Stored records
*****

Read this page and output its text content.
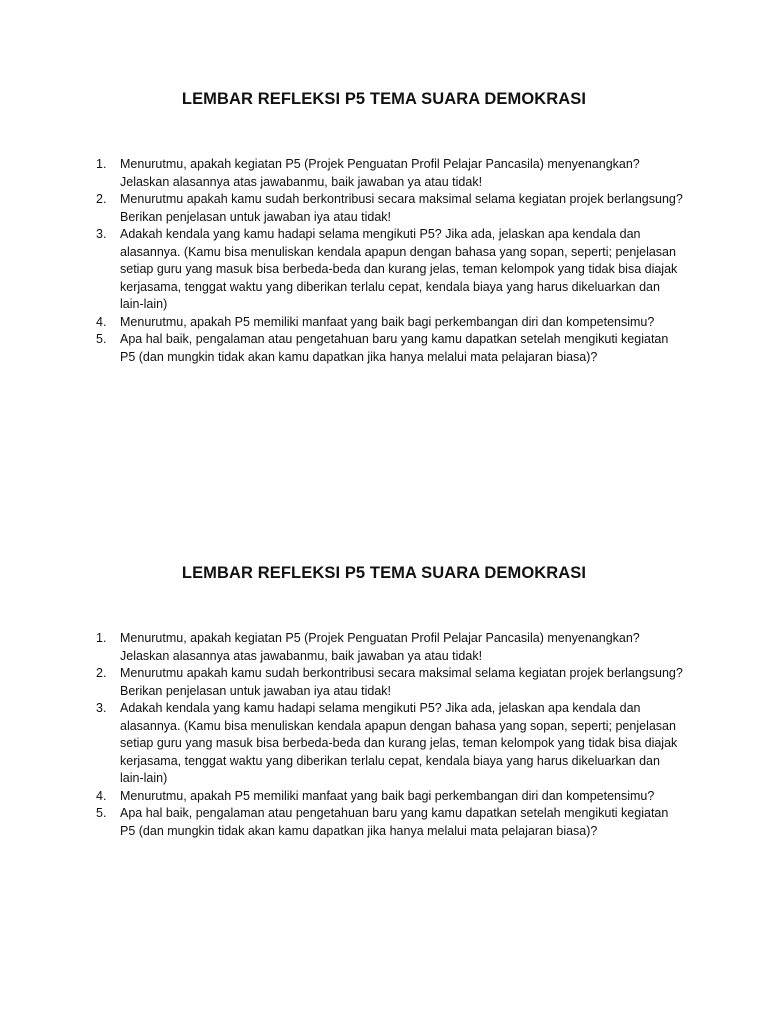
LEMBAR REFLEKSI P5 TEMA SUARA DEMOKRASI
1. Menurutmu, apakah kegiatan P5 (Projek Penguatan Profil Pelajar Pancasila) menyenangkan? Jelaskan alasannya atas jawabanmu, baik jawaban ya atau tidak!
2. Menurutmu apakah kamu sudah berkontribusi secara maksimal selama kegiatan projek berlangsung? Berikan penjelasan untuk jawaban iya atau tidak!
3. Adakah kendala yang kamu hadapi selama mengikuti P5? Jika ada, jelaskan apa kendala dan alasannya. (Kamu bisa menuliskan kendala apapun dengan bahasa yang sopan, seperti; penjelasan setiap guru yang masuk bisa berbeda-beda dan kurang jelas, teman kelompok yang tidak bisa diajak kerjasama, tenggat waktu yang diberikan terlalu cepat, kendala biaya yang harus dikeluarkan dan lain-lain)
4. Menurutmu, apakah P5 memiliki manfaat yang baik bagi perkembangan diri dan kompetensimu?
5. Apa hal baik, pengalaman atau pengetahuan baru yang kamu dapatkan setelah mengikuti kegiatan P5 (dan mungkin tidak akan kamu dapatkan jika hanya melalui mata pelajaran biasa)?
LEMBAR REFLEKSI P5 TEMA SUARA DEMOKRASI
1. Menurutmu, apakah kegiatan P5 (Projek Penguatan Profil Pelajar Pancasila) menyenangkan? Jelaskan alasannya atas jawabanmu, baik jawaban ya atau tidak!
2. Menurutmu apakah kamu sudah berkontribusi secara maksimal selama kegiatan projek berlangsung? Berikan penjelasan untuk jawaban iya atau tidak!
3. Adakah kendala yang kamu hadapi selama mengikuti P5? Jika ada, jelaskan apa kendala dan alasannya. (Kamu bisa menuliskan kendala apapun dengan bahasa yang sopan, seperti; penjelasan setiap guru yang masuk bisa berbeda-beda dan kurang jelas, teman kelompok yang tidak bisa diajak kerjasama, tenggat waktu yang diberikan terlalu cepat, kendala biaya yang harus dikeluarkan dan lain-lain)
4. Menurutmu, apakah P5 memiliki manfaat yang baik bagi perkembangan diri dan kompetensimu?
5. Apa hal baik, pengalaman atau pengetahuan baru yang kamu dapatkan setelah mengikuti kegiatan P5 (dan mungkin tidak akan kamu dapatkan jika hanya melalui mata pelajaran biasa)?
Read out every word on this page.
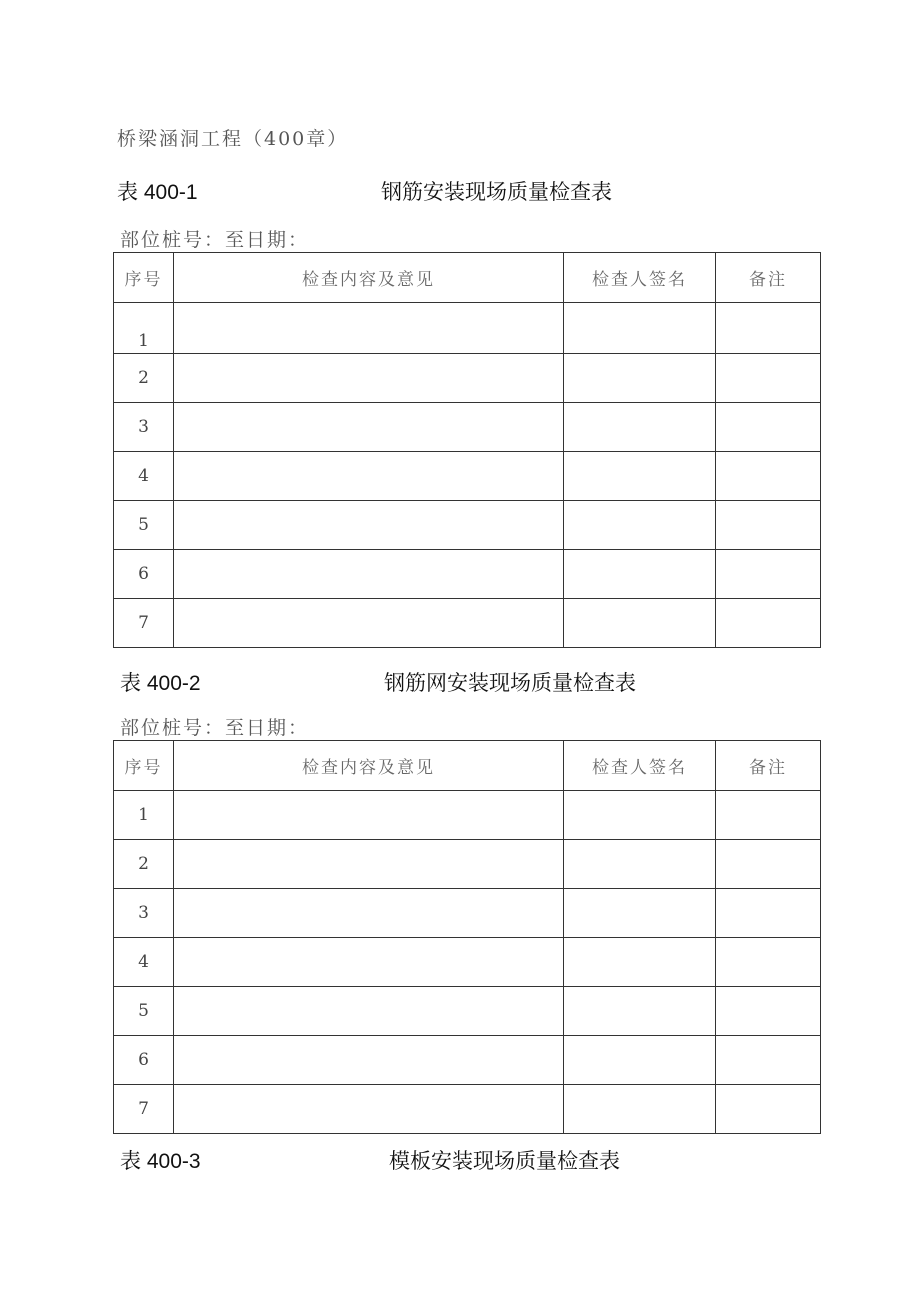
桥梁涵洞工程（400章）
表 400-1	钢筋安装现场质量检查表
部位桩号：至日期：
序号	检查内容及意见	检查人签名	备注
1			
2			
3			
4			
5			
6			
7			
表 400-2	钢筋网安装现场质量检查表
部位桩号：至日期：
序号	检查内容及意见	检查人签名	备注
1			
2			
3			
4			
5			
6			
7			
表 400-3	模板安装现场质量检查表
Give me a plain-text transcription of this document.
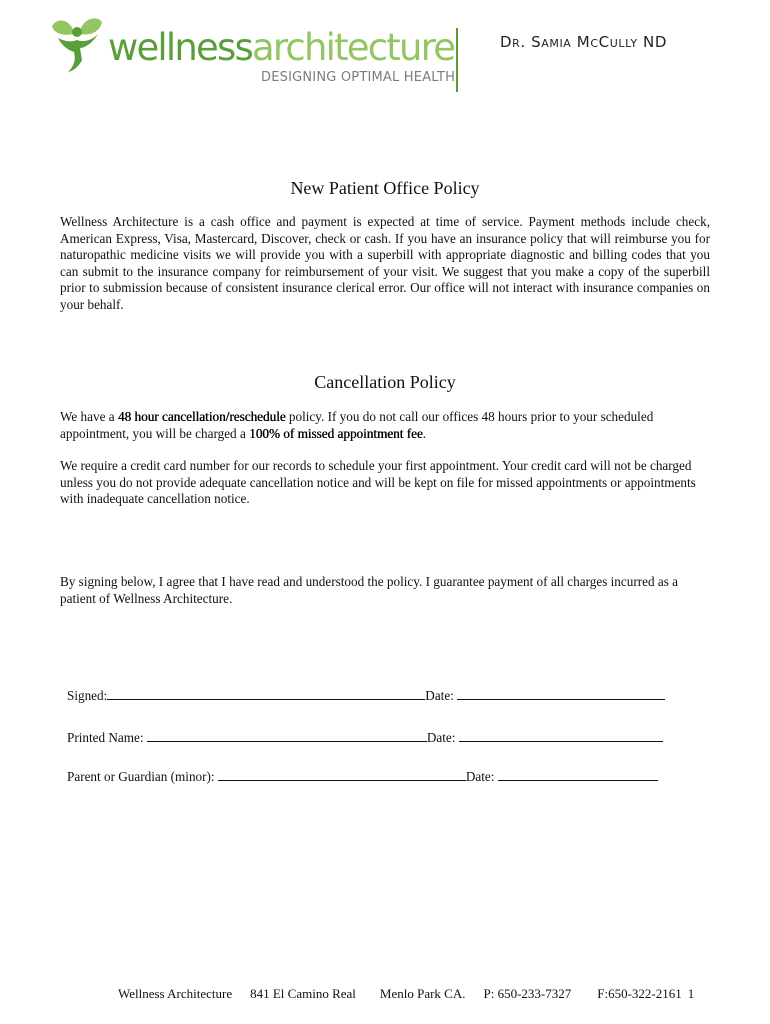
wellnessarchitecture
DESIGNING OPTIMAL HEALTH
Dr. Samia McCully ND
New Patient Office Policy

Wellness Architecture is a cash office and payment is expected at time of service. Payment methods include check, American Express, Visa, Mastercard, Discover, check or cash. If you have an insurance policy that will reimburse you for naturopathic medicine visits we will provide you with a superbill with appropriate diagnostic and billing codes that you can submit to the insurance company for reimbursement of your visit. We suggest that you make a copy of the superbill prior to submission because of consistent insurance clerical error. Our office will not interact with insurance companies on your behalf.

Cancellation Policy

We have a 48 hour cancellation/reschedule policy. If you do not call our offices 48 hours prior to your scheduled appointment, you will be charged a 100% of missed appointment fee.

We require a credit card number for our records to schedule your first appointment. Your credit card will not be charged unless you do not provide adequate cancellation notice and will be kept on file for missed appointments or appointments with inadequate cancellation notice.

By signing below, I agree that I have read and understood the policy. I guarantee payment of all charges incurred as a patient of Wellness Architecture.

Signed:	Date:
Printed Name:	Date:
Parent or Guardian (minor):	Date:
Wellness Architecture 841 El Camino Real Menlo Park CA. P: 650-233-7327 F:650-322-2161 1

*****

■ **What you need to do**: Return the listing above in full and without alteration, excluding its pictures.

■ **Task solution**:
Read this page and output its text content.
LEMBAR REFLEKSI P5 TEMA SUARA DEMOKRASI
1. Menurutmu, apakah kegiatan P5 (Projek Penguatan Profil Pelajar Pancasila) menyenangkan? Jelaskan alasannya atas jawabanmu, baik jawaban ya atau tidak!
2. Menurutmu apakah kamu sudah berkontribusi secara maksimal selama kegiatan projek berlangsung? Berikan penjelasan untuk jawaban iya atau tidak!
3. Adakah kendala yang kamu hadapi selama mengikuti P5? Jika ada, jelaskan apa kendala dan alasannya. (Kamu bisa menuliskan kendala apapun dengan bahasa yang sopan, seperti; penjelasan setiap guru yang masuk bisa berbeda-beda dan kurang jelas, teman kelompok yang tidak bisa diajak kerjasama, tenggat waktu yang diberikan terlalu cepat, kendala biaya yang harus dikeluarkan dan lain-lain)
4. Menurutmu, apakah P5 memiliki manfaat yang baik bagi perkembangan diri dan kompetensimu?
5. Apa hal baik, pengalaman atau pengetahuan baru yang kamu dapatkan setelah mengikuti kegiatan P5 (dan mungkin tidak akan kamu dapatkan jika hanya melalui mata pelajaran biasa)?
LEMBAR REFLEKSI P5 TEMA SUARA DEMOKRASI
1. Menurutmu, apakah kegiatan P5 (Projek Penguatan Profil Pelajar Pancasila) menyenangkan? Jelaskan alasannya atas jawabanmu, baik jawaban ya atau tidak!
2. Menurutmu apakah kamu sudah berkontribusi secara maksimal selama kegiatan projek berlangsung? Berikan penjelasan untuk jawaban iya atau tidak!
3. Adakah kendala yang kamu hadapi selama mengikuti P5? Jika ada, jelaskan apa kendala dan alasannya. (Kamu bisa menuliskan kendala apapun dengan bahasa yang sopan, seperti; penjelasan setiap guru yang masuk bisa berbeda-beda dan kurang jelas, teman kelompok yang tidak bisa diajak kerjasama, tenggat waktu yang diberikan terlalu cepat, kendala biaya yang harus dikeluarkan dan lain-lain)
4. Menurutmu, apakah P5 memiliki manfaat yang baik bagi perkembangan diri dan kompetensimu?
5. Apa hal baik, pengalaman atau pengetahuan baru yang kamu dapatkan setelah mengikuti kegiatan P5 (dan mungkin tidak akan kamu dapatkan jika hanya melalui mata pelajaran biasa)?
Read out every word on this page.
桥梁涵洞工程（400章）
表 400-1	钢筋安装现场质量检查表
部位桩号：至日期：
序号	检查内容及意见	检查人签名	备注
1			
2			
3			
4			
5			
6			
7			
表 400-2	钢筋网安装现场质量检查表
部位桩号：至日期：
序号	检查内容及意见	检查人签名	备注
1			
2			
3			
4			
5			
6			
7			
表 400-3	模板安装现场质量检查表
Give me a plain-text transcription of this document.
wellnessarchitecture
DESIGNING OPTIMAL HEALTH
Dr. Samia McCully ND
New Patient Office Policy

Wellness Architecture is a cash office and payment is expected at time of service. Payment methods include check, American Express, Visa, Mastercard, Discover, check or cash. If you have an insurance policy that will reimburse you for naturopathic medicine visits we will provide you with a superbill with appropriate diagnostic and billing codes that you can submit to the insurance company for reimbursement of your visit. We suggest that you make a copy of the superbill prior to submission because of consistent insurance clerical error. Our office will not interact with insurance companies on your behalf.

Cancellation Policy

We have a 48 hour cancellation/reschedule policy. If you do not call our offices 48 hours prior to your scheduled appointment, you will be charged a 100% of missed appointment fee.

We require a credit card number for our records to schedule your first appointment. Your credit card will not be charged unless you do not provide adequate cancellation notice and will be kept on file for missed appointments or appointments with inadequate cancellation notice.

By signing below, I agree that I have read and understood the policy. I guarantee payment of all charges incurred as a patient of Wellness Architecture.

Signed:	Date:
Printed Name:	Date:
Parent or Guardian (minor):	Date:
Wellness Architecture 841 El Camino Real Menlo Park CA. P: 650-233-7327 F:650-322-2161 1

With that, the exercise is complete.